▶ [Task]:
Locate the string "that" in the records below. Copy every line where it occurs.

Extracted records
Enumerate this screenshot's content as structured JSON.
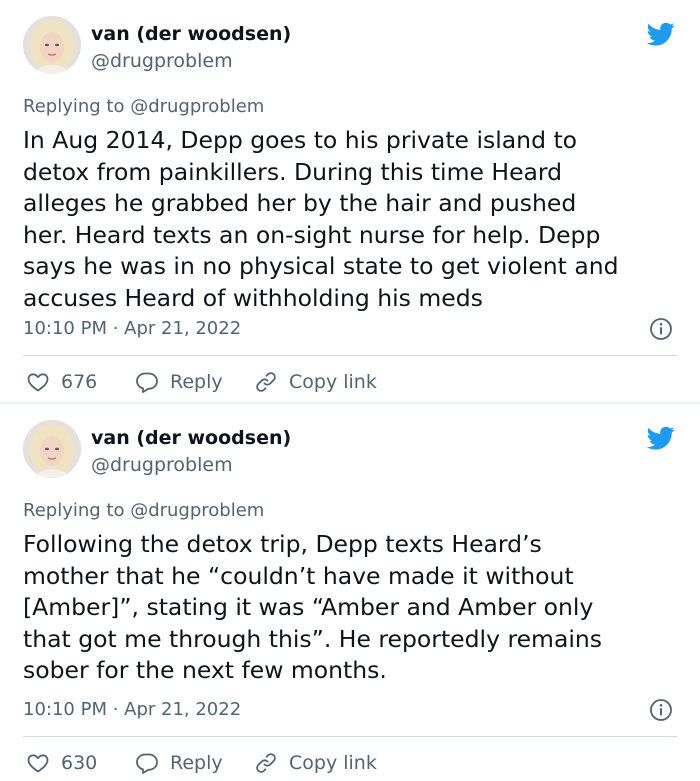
{
  "tweets": [
    {
      "author_name": "van (der woodsen)",
      "author_handle": "@drugproblem",
      "replying_to": "Replying to @drugproblem",
      "body_lines": [
        "In Aug 2014, Depp goes to his private island to",
        "detox from painkillers. During this time Heard",
        "alleges he grabbed her by the hair and pushed",
        "her. Heard texts an on-sight nurse for help. Depp",
        "says he was in no physical state to get violent and",
        "accuses Heard of withholding his meds"
      ],
      "timestamp": "10:10 PM · Apr 21, 2022",
      "likes": "676",
      "reply_label": "Reply",
      "copy_link_label": "Copy link"
    },
    {
      "author_name": "van (der woodsen)",
      "author_handle": "@drugproblem",
      "replying_to": "Replying to @drugproblem",
      "body_lines": [
        "Following the detox trip, Depp texts Heard’s",
        "mother that he “couldn’t have made it without",
        "[Amber]”, stating it was “Amber and Amber only",
        "that got me through this”. He reportedly remains",
        "sober for the next few months."
      ],
      "timestamp": "10:10 PM · Apr 21, 2022",
      "likes": "630",
      "reply_label": "Reply",
      "copy_link_label": "Copy link"
    }
  ],
  "colors": {
    "primary_text": "#0f1419",
    "secondary_text": "#536471",
    "twitter_blue": "#1d9bf0",
    "divider": "#cfd9de"
  },
  "icons": [
    "twitter-bird-icon",
    "info-icon",
    "heart-icon",
    "reply-icon",
    "link-icon"
  ]
}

▶ [Written solution]:
        "mother that he “couldn’t have made it without",
        "that got me through this”. He reportedly remains",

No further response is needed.